▶ _Task details_:
Print the full listing exactly.

▶ _Record excerpts_:
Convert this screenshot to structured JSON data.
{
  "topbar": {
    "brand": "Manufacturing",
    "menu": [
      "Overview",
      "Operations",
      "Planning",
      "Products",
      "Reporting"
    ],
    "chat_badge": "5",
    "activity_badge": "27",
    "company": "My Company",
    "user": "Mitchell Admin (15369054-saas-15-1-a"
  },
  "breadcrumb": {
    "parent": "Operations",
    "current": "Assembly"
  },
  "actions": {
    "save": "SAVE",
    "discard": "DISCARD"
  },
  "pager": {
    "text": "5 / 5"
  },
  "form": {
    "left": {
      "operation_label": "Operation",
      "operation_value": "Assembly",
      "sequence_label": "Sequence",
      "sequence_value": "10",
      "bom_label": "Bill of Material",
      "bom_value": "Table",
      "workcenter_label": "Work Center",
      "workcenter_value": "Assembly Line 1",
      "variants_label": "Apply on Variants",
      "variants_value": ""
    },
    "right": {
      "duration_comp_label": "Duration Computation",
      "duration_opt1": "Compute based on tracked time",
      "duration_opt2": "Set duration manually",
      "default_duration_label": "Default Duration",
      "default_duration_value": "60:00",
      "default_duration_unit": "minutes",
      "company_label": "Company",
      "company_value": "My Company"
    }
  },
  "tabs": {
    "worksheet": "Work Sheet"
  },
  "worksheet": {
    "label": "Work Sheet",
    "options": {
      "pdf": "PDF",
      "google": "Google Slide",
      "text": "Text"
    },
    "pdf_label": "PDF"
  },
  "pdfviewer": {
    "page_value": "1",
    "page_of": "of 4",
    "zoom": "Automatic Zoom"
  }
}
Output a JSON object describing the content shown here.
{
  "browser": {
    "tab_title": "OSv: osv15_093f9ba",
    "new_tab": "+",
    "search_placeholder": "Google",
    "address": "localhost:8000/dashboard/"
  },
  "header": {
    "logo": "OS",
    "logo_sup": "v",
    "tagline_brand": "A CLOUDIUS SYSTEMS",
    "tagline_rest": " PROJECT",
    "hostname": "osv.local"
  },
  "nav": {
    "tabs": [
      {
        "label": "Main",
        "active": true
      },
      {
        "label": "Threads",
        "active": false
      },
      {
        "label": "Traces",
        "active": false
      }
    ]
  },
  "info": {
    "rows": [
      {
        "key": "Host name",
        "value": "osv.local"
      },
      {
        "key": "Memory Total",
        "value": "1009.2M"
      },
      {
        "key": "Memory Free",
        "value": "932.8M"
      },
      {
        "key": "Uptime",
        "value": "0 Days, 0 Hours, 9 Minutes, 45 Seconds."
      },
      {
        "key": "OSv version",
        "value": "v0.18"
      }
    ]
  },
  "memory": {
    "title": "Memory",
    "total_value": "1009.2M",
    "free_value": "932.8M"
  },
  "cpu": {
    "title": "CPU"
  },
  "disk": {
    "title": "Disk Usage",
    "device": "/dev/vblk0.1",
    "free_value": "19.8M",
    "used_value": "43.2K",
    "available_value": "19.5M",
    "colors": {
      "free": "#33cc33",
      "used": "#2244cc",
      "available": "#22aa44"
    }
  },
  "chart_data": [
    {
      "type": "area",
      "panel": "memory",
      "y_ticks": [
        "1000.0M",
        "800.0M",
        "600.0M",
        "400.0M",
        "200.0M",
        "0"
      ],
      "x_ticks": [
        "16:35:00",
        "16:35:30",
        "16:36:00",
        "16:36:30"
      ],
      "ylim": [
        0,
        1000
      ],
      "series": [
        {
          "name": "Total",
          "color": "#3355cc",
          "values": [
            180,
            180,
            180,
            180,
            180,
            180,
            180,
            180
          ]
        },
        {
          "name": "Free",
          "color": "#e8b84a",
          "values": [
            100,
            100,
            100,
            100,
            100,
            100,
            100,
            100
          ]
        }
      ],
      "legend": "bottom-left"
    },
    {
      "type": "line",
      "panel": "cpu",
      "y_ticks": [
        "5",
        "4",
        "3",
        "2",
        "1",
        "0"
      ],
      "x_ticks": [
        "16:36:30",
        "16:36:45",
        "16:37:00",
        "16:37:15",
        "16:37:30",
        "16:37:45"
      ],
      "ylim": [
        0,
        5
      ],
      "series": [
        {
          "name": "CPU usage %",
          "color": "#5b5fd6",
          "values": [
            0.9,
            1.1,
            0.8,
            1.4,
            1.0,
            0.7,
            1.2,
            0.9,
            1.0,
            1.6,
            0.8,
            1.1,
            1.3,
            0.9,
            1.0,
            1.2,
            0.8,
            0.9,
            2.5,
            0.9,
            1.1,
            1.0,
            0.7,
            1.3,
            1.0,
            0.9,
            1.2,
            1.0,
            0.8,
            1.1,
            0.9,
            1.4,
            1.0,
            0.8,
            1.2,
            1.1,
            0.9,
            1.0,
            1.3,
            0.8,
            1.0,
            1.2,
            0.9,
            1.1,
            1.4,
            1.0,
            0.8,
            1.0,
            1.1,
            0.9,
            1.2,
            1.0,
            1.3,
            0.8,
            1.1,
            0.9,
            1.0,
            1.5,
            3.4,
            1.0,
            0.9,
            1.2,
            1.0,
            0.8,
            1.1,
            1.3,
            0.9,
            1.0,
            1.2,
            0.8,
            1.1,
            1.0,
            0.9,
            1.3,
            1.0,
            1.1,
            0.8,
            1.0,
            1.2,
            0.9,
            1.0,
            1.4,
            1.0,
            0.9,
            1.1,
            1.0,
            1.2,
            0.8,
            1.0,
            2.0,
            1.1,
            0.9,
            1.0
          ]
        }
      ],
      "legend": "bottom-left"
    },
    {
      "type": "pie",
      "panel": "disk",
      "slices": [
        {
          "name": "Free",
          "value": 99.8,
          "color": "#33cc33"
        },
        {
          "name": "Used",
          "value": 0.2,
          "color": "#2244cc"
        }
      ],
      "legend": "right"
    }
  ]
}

▶ _Reply_:
Convert this screenshot to structured JSON data.
{
  "topbar": {
    "brand": "Manufacturing",
    "menu": [
      "Overview",
      "Operations",
      "Planning",
      "Products",
      "Reporting"
    ],
    "chat_badge": "5",
    "activity_badge": "27",
    "company": "My Company",
    "user": "Mitchell Admin (15369054-saas-15-1-a"
  },
  "breadcrumb": {
    "parent": "Operations",
    "current": "Assembly"
  },
  "actions": {
    "save": "SAVE",
    "discard": "DISCARD"
  },
  "pager": {
    "text": "5 / 5"
  },
  "form": {
    "left": {
      "operation_label": "Operation",
      "operation_value": "Assembly",
      "sequence_label": "Sequence",
      "sequence_value": "10",
      "bom_label": "Bill of Material",
      "bom_value": "Table",
      "workcenter_label": "Work Center",
      "workcenter_value": "Assembly Line 1",
      "variants_label": "Apply on Variants",
      "variants_value": ""
    },
    "right": {
      "duration_comp_label": "Duration Computation",
      "duration_opt1": "Compute based on tracked time",
      "duration_opt2": "Set duration manually",
      "default_duration_label": "Default Duration",
      "default_duration_value": "60:00",
      "default_duration_unit": "minutes",
      "company_label": "Company",
      "company_value": "My Company"
    }
  },
  "tabs": {
    "worksheet": "Work Sheet"
  },
  "worksheet": {
    "label": "Work Sheet",
    "options": {
      "pdf": "PDF",
      "google": "Google Slide",
      "text": "Text"
    },
    "pdf_label": "PDF"
  },
  "pdfviewer": {
    "page_value": "1",
    "page_of": "of 4",
    "zoom": "Automatic Zoom"
  }
}
Output a JSON object describing the content shown here.
{
  "browser": {
    "tab_title": "OSv: osv15_093f9ba",
    "new_tab": "+",
    "search_placeholder": "Google",
    "address": "localhost:8000/dashboard/"
  },
  "header": {
    "logo": "OS",
    "logo_sup": "v",
    "tagline_brand": "A CLOUDIUS SYSTEMS",
    "tagline_rest": " PROJECT",
    "hostname": "osv.local"
  },
  "nav": {
    "tabs": [
      {
        "label": "Main",
        "active": true
      },
      {
        "label": "Threads",
        "active": false
      },
      {
        "label": "Traces",
        "active": false
      }
    ]
  },
  "info": {
    "rows": [
      {
        "key": "Host name",
        "value": "osv.local"
      },
      {
        "key": "Memory Total",
        "value": "1009.2M"
      },
      {
        "key": "Memory Free",
        "value": "932.8M"
      },
      {
        "key": "Uptime",
        "value": "0 Days, 0 Hours, 9 Minutes, 45 Seconds."
      },
      {
        "key": "OSv version",
        "value": "v0.18"
      }
    ]
  },
  "memory": {
    "title": "Memory",
    "total_value": "1009.2M",
    "free_value": "932.8M"
  },
  "cpu": {
    "title": "CPU"
  },
  "disk": {
    "title": "Disk Usage",
    "device": "/dev/vblk0.1",
    "free_value": "19.8M",
    "used_value": "43.2K",
    "available_value": "19.5M",
    "colors": {
      "free": "#33cc33",
      "used": "#2244cc",
      "available": "#22aa44"
    }
  },
  "chart_data": [
    {
      "type": "area",
      "panel": "memory",
      "y_ticks": [
        "1000.0M",
        "800.0M",
        "600.0M",
        "400.0M",
        "200.0M",
        "0"
      ],
      "x_ticks": [
        "16:35:00",
        "16:35:30",
        "16:36:00",
        "16:36:30"
      ],
      "ylim": [
        0,
        1000
      ],
      "series": [
        {
          "name": "Total",
          "color": "#3355cc",
          "values": [
            180,
            180,
            180,
            180,
            180,
            180,
            180,
            180
          ]
        },
        {
          "name": "Free",
          "color": "#e8b84a",
          "values": [
            100,
            100,
            100,
            100,
            100,
            100,
            100,
            100
          ]
        }
      ],
      "legend": "bottom-left"
    },
    {
      "type": "line",
      "panel": "cpu",
      "y_ticks": [
        "5",
        "4",
        "3",
        "2",
        "1",
        "0"
      ],
      "x_ticks": [
        "16:36:30",
        "16:36:45",
        "16:37:00",
        "16:37:15",
        "16:37:30",
        "16:37:45"
      ],
      "ylim": [
        0,
        5
      ],
      "series": [
        {
          "name": "CPU usage %",
          "color": "#5b5fd6",
          "values": [
            0.9,
            1.1,
            0.8,
            1.4,
            1.0,
            0.7,
            1.2,
            0.9,
            1.0,
            1.6,
            0.8,
            1.1,
            1.3,
            0.9,
            1.0,
            1.2,
            0.8,
            0.9,
            2.5,
            0.9,
            1.1,
            1.0,
            0.7,
            1.3,
            1.0,
            0.9,
            1.2,
            1.0,
            0.8,
            1.1,
            0.9,
            1.4,
            1.0,
            0.8,
            1.2,
            1.1,
            0.9,
            1.0,
            1.3,
            0.8,
            1.0,
            1.2,
            0.9,
            1.1,
            1.4,
            1.0,
            0.8,
            1.0,
            1.1,
            0.9,
            1.2,
            1.0,
            1.3,
            0.8,
            1.1,
            0.9,
            1.0,
            1.5,
            3.4,
            1.0,
            0.9,
            1.2,
            1.0,
            0.8,
            1.1,
            1.3,
            0.9,
            1.0,
            1.2,
            0.8,
            1.1,
            1.0,
            0.9,
            1.3,
            1.0,
            1.1,
            0.8,
            1.0,
            1.2,
            0.9,
            1.0,
            1.4,
            1.0,
            0.9,
            1.1,
            1.0,
            1.2,
            0.8,
            1.0,
            2.0,
            1.1,
            0.9,
            1.0
          ]
        }
      ],
      "legend": "bottom-left"
    },
    {
      "type": "pie",
      "panel": "disk",
      "slices": [
        {
          "name": "Free",
          "value": 99.8,
          "color": "#33cc33"
        },
        {
          "name": "Used",
          "value": 0.2,
          "color": "#2244cc"
        }
      ],
      "legend": "right"
    }
  ]
}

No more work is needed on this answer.